Scan the listing below. Report each line that includes "color".

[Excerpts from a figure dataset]
----
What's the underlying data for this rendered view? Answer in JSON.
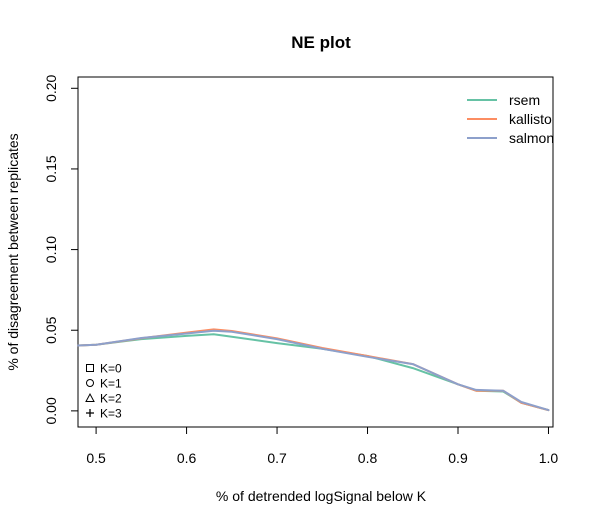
{
  "chart_data": {
    "type": "line",
    "title": "NE plot",
    "xlabel": "% of detrended logSignal below K",
    "ylabel": "% of disagreement between replicates",
    "xlim": [
      0.48,
      1.005
    ],
    "ylim": [
      -0.01,
      0.207
    ],
    "xticks": [
      0.5,
      0.6,
      0.7,
      0.8,
      0.9,
      1.0
    ],
    "xtick_labels": [
      "0.5",
      "0.6",
      "0.7",
      "0.8",
      "0.9",
      "1.0"
    ],
    "yticks": [
      0.0,
      0.05,
      0.1,
      0.15,
      0.2
    ],
    "ytick_labels": [
      "0.00",
      "0.05",
      "0.10",
      "0.15",
      "0.20"
    ],
    "grid": false,
    "legend_position": "top-right",
    "series": [
      {
        "name": "rsem",
        "color": "#66c2a5",
        "x": [
          0.48,
          0.5,
          0.55,
          0.6,
          0.63,
          0.65,
          0.7,
          0.75,
          0.8,
          0.85,
          0.9,
          0.92,
          0.95,
          0.97,
          1.0
        ],
        "y": [
          0.0405,
          0.041,
          0.0445,
          0.0465,
          0.0475,
          0.046,
          0.042,
          0.0385,
          0.034,
          0.0265,
          0.0165,
          0.0125,
          0.012,
          0.005,
          0.0005
        ]
      },
      {
        "name": "kallisto",
        "color": "#fc8d62",
        "x": [
          0.48,
          0.5,
          0.55,
          0.6,
          0.63,
          0.65,
          0.7,
          0.75,
          0.8,
          0.85,
          0.9,
          0.92,
          0.95,
          0.97,
          1.0
        ],
        "y": [
          0.0405,
          0.041,
          0.045,
          0.0485,
          0.0505,
          0.0495,
          0.045,
          0.039,
          0.034,
          0.029,
          0.0165,
          0.0125,
          0.0125,
          0.005,
          0.0005
        ]
      },
      {
        "name": "salmon",
        "color": "#8da0cb",
        "x": [
          0.48,
          0.5,
          0.55,
          0.6,
          0.63,
          0.65,
          0.7,
          0.75,
          0.8,
          0.85,
          0.9,
          0.92,
          0.95,
          0.97,
          1.0
        ],
        "y": [
          0.0405,
          0.041,
          0.0452,
          0.048,
          0.0497,
          0.049,
          0.0445,
          0.0385,
          0.0335,
          0.029,
          0.0165,
          0.013,
          0.0125,
          0.0055,
          0.0005
        ]
      }
    ],
    "k_legend": [
      {
        "symbol": "square",
        "label": "K=0"
      },
      {
        "symbol": "circle",
        "label": "K=1"
      },
      {
        "symbol": "triangle",
        "label": "K=2"
      },
      {
        "symbol": "plus",
        "label": "K=3"
      }
    ]
  }
}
----
◆ CORRECT OUTPUT
        "color": "#66c2a5",
        "color": "#fc8d62",
        "color": "#8da0cb",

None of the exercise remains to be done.